## Task requirements
Copy each line below that includes "title".

start Supplied records

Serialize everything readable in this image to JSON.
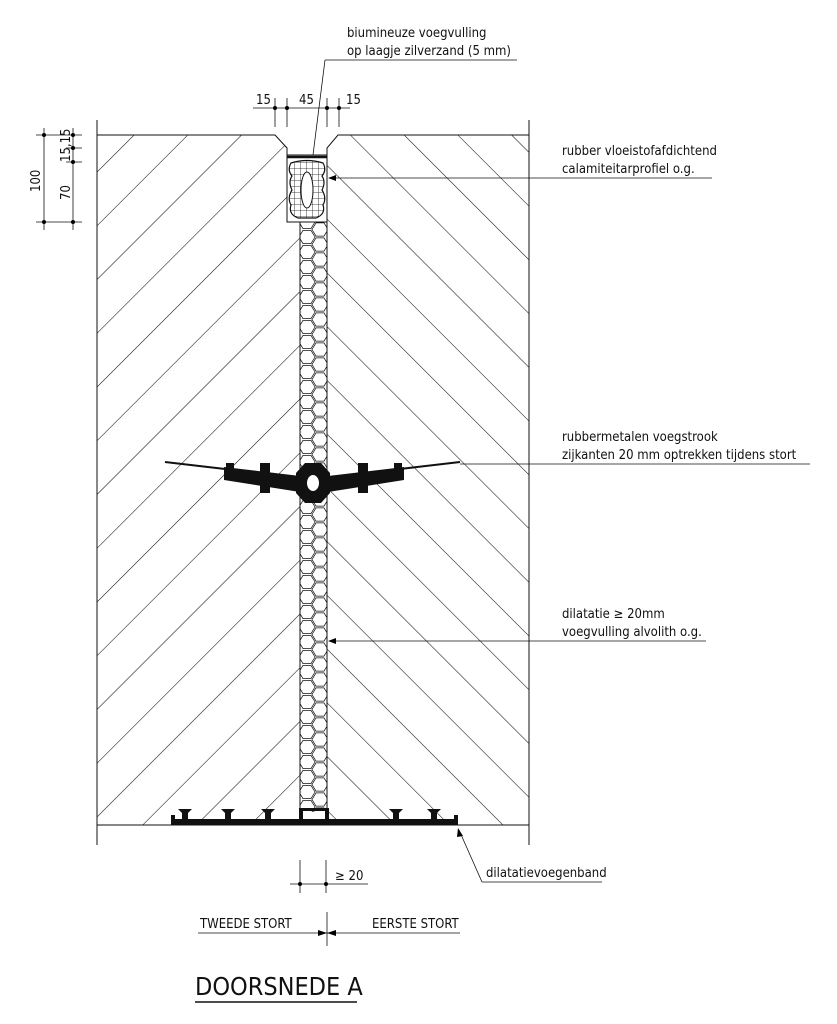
{
  "dimensions": {
    "top_left": "15",
    "top_middle": "45",
    "top_right": "15",
    "left_total": "100",
    "left_small": "15,15",
    "left_lower": "70",
    "joint_min": "≥ 20"
  },
  "labels": {
    "sealant_line1": "biumineuze voegvulling",
    "sealant_line2": "op laagje zilverzand (5 mm)",
    "profile_line1": "rubber vloeistofafdichtend",
    "profile_line2": "calamiteitarprofiel o.g.",
    "waterstop_line1": "rubbermetalen voegstrook",
    "waterstop_line2": "zijkanten 20 mm optrekken tijdens stort",
    "filler_line1": "dilatatie ≥ 20mm",
    "filler_line2": "voegvulling alvolith o.g.",
    "band": "dilatatievoegenband",
    "pour_second": "TWEEDE STORT",
    "pour_first": "EERSTE STORT"
  },
  "title": "DOORSNEDE A"
}
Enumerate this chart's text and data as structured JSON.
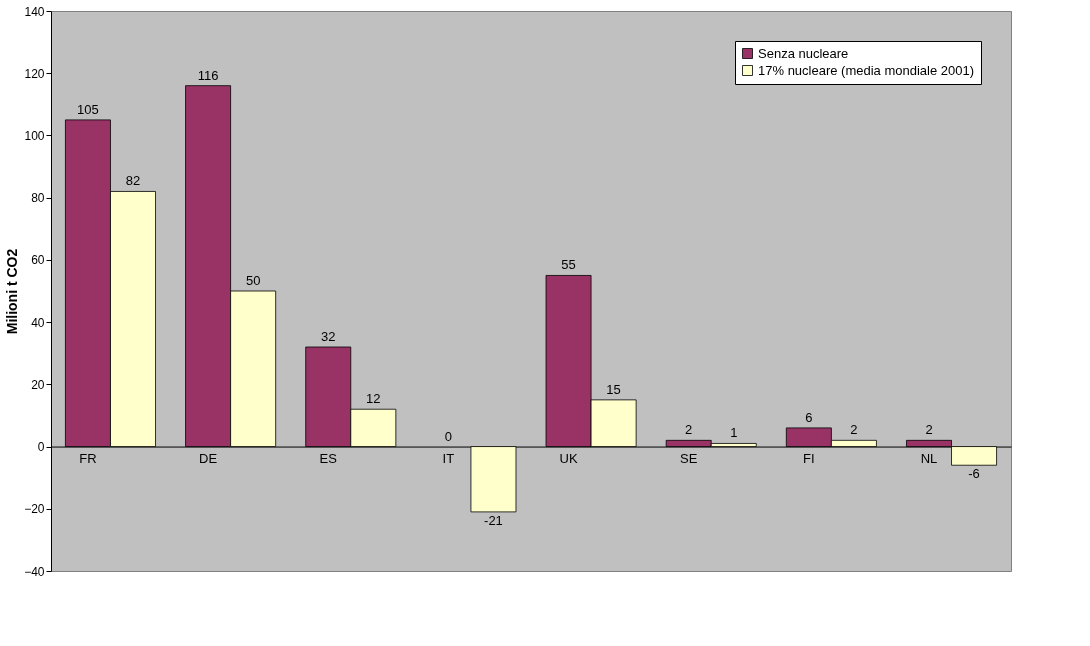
{
  "chart_data": {
    "type": "bar",
    "ylabel": "Milioni t CO2",
    "categories": [
      "FR",
      "DE",
      "ES",
      "IT",
      "UK",
      "SE",
      "FI",
      "NL"
    ],
    "series": [
      {
        "name": "Senza nucleare",
        "color": "#993366",
        "values": [
          105,
          116,
          32,
          0,
          55,
          2,
          6,
          2
        ]
      },
      {
        "name": "17% nucleare (media mondiale 2001)",
        "color": "#ffffcc",
        "values": [
          82,
          50,
          12,
          -21,
          15,
          1,
          2,
          -6
        ]
      }
    ],
    "ylim": [
      -40,
      140
    ],
    "yticks": [
      -40,
      -20,
      0,
      20,
      40,
      60,
      80,
      100,
      120,
      140
    ],
    "data_labels": true,
    "grid": false,
    "legend": "top right"
  }
}
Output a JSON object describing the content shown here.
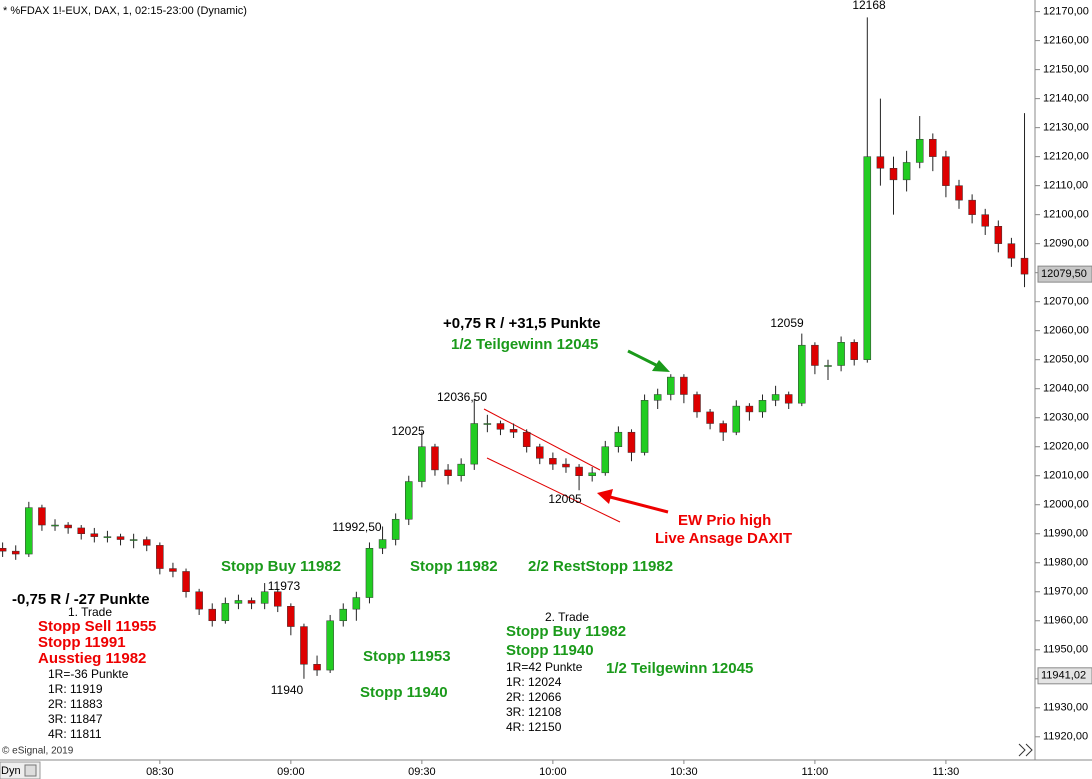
{
  "chart_data": {
    "type": "candlestick",
    "title": "* %FDAX 1!-EUX, DAX, 1, 02:15-23:00 (Dynamic)",
    "source": "© eSignal, 2019",
    "mode_label": "Dyn",
    "up_color": "#22cc22",
    "down_color": "#dd0000",
    "xlim": [
      -0.2,
      78.8
    ],
    "xticks": [
      {
        "value": 12,
        "label": "08:30"
      },
      {
        "value": 22,
        "label": "09:00"
      },
      {
        "value": 32,
        "label": "09:30"
      },
      {
        "value": 42,
        "label": "10:00"
      },
      {
        "value": 52,
        "label": "10:30"
      },
      {
        "value": 62,
        "label": "11:00"
      },
      {
        "value": 72,
        "label": "11:30"
      }
    ],
    "ylim": [
      11912,
      12174
    ],
    "yticks": [
      {
        "value": 11920,
        "label": "11920,00"
      },
      {
        "value": 11930,
        "label": "11930,00"
      },
      {
        "value": 11940,
        "label": "11940,00"
      },
      {
        "value": 11950,
        "label": "11950,00"
      },
      {
        "value": 11960,
        "label": "11960,00"
      },
      {
        "value": 11970,
        "label": "11970,00"
      },
      {
        "value": 11980,
        "label": "11980,00"
      },
      {
        "value": 11990,
        "label": "11990,00"
      },
      {
        "value": 12000,
        "label": "12000,00"
      },
      {
        "value": 12010,
        "label": "12010,00"
      },
      {
        "value": 12020,
        "label": "12020,00"
      },
      {
        "value": 12030,
        "label": "12030,00"
      },
      {
        "value": 12040,
        "label": "12040,00"
      },
      {
        "value": 12050,
        "label": "12050,00"
      },
      {
        "value": 12060,
        "label": "12060,00"
      },
      {
        "value": 12070,
        "label": "12070,00"
      },
      {
        "value": 12080,
        "label": "12080,00"
      },
      {
        "value": 12090,
        "label": "12090,00"
      },
      {
        "value": 12100,
        "label": "12100,00"
      },
      {
        "value": 12110,
        "label": "12110,00"
      },
      {
        "value": 12120,
        "label": "12120,00"
      },
      {
        "value": 12130,
        "label": "12130,00"
      },
      {
        "value": 12140,
        "label": "12140,00"
      },
      {
        "value": 12150,
        "label": "12150,00"
      },
      {
        "value": 12160,
        "label": "12160,00"
      },
      {
        "value": 12170,
        "label": "12170,00"
      }
    ],
    "markers": [
      {
        "value": 12079.5,
        "label": "12079,50",
        "color": "#c8c8c8"
      },
      {
        "value": 11941.02,
        "label": "11941,02",
        "color": "#e4e4e4"
      }
    ],
    "candles": [
      [
        11985,
        11987,
        11982,
        11984
      ],
      [
        11984,
        11986,
        11981,
        11983
      ],
      [
        11983,
        12001,
        11982,
        11999
      ],
      [
        11999,
        12000,
        11991,
        11993
      ],
      [
        11993,
        11995,
        11991,
        11993
      ],
      [
        11993,
        11994,
        11990,
        11992
      ],
      [
        11992,
        11993,
        11988,
        11990
      ],
      [
        11990,
        11992,
        11987,
        11989
      ],
      [
        11989,
        11991,
        11987,
        11989
      ],
      [
        11989,
        11990,
        11986,
        11988
      ],
      [
        11988,
        11990,
        11985,
        11988
      ],
      [
        11988,
        11989,
        11984,
        11986
      ],
      [
        11986,
        11987,
        11976,
        11978
      ],
      [
        11978,
        11980,
        11975,
        11977
      ],
      [
        11977,
        11978,
        11968,
        11970
      ],
      [
        11970,
        11971,
        11962,
        11964
      ],
      [
        11964,
        11966,
        11958,
        11960
      ],
      [
        11960,
        11968,
        11959,
        11966
      ],
      [
        11966,
        11969,
        11964,
        11967
      ],
      [
        11967,
        11968,
        11964,
        11966
      ],
      [
        11966,
        11973,
        11964,
        11970
      ],
      [
        11970,
        11971,
        11963,
        11965
      ],
      [
        11965,
        11966,
        11955,
        11958
      ],
      [
        11958,
        11959,
        11940,
        11945
      ],
      [
        11945,
        11948,
        11941,
        11943
      ],
      [
        11943,
        11962,
        11942,
        11960
      ],
      [
        11960,
        11966,
        11958,
        11964
      ],
      [
        11964,
        11970,
        11960,
        11968
      ],
      [
        11968,
        11987,
        11966,
        11985
      ],
      [
        11985,
        11992.5,
        11983,
        11988
      ],
      [
        11988,
        11997,
        11986,
        11995
      ],
      [
        11995,
        12010,
        11993,
        12008
      ],
      [
        12008,
        12025,
        12006,
        12020
      ],
      [
        12020,
        12021,
        12010,
        12012
      ],
      [
        12012,
        12014,
        12007,
        12010
      ],
      [
        12010,
        12016,
        12008,
        12014
      ],
      [
        12014,
        12036.5,
        12012,
        12028
      ],
      [
        12028,
        12031,
        12025,
        12028
      ],
      [
        12028,
        12029,
        12024,
        12026
      ],
      [
        12026,
        12028,
        12023,
        12025
      ],
      [
        12025,
        12026,
        12018,
        12020
      ],
      [
        12020,
        12021,
        12014,
        12016
      ],
      [
        12016,
        12018,
        12012,
        12014
      ],
      [
        12014,
        12016,
        12011,
        12013
      ],
      [
        12013,
        12014,
        12005,
        12010
      ],
      [
        12010,
        12013,
        12008,
        12011
      ],
      [
        12011,
        12022,
        12010,
        12020
      ],
      [
        12020,
        12027,
        12018,
        12025
      ],
      [
        12025,
        12026,
        12015,
        12018
      ],
      [
        12018,
        12038,
        12017,
        12036
      ],
      [
        12036,
        12040,
        12033,
        12038
      ],
      [
        12038,
        12045,
        12036,
        12044
      ],
      [
        12044,
        12045,
        12035,
        12038
      ],
      [
        12038,
        12039,
        12030,
        12032
      ],
      [
        12032,
        12033,
        12026,
        12028
      ],
      [
        12028,
        12029,
        12022,
        12025
      ],
      [
        12025,
        12036,
        12024,
        12034
      ],
      [
        12034,
        12035,
        12029,
        12032
      ],
      [
        12032,
        12038,
        12030,
        12036
      ],
      [
        12036,
        12041,
        12034,
        12038
      ],
      [
        12038,
        12039,
        12033,
        12035
      ],
      [
        12035,
        12059,
        12034,
        12055
      ],
      [
        12055,
        12056,
        12045,
        12048
      ],
      [
        12048,
        12050,
        12043,
        12048
      ],
      [
        12048,
        12058,
        12046,
        12056
      ],
      [
        12056,
        12057,
        12048,
        12050
      ],
      [
        12050,
        12168,
        12049,
        12120
      ],
      [
        12120,
        12140,
        12110,
        12116
      ],
      [
        12116,
        12120,
        12100,
        12112
      ],
      [
        12112,
        12122,
        12108,
        12118
      ],
      [
        12118,
        12134,
        12116,
        12126
      ],
      [
        12126,
        12128,
        12115,
        12120
      ],
      [
        12120,
        12122,
        12106,
        12110
      ],
      [
        12110,
        12112,
        12102,
        12105
      ],
      [
        12105,
        12107,
        12097,
        12100
      ],
      [
        12100,
        12102,
        12093,
        12096
      ],
      [
        12096,
        12098,
        12087,
        12090
      ],
      [
        12090,
        12092,
        12082,
        12085
      ],
      [
        12085,
        12135,
        12075,
        12079.5
      ]
    ],
    "price_labels": [
      12168,
      12059,
      {
        "value": 12036.5,
        "label": "12036,50"
      },
      12025,
      {
        "value": 11992.5,
        "label": "11992,50"
      },
      11973,
      11940,
      12005
    ],
    "annotations": [
      {
        "color": "#000000",
        "bold": true,
        "texts": [
          "+0,75 R / +31,5 Punkte",
          "-0,75 R / -27 Punkte"
        ]
      },
      {
        "color": "#1a9a1a",
        "bold": true,
        "texts": [
          "1/2 Teilgewinn 12045",
          "Stopp Buy 11982",
          "Stopp 11982",
          "2/2 RestStopp 11982",
          "Stopp 11953",
          "Stopp 11940",
          "Stopp Buy 11982",
          "Stopp 11940",
          "1/2 Teilgewinn 12045"
        ]
      },
      {
        "color": "#ee0000",
        "bold": true,
        "texts": [
          "EW Prio high",
          "Live Ansage DAXIT",
          "Stopp Sell 11955",
          "Stopp 11991",
          "Ausstieg 11982"
        ]
      },
      {
        "color": "#000000",
        "bold": false,
        "texts": [
          "1. Trade",
          "1R=-36 Punkte",
          "1R: 11919",
          "2R: 11883",
          "3R: 11847",
          "4R: 11811",
          "2. Trade",
          "1R=42 Punkte",
          "1R: 12024",
          "2R: 12066",
          "3R: 12108",
          "4R: 12150"
        ]
      }
    ]
  }
}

end Supplied records

## Task output
  "title": "DOORSNEDE A"
    "title": "* %FDAX 1!-EUX, DAX, 1, 02:15-23:00 (Dynamic)",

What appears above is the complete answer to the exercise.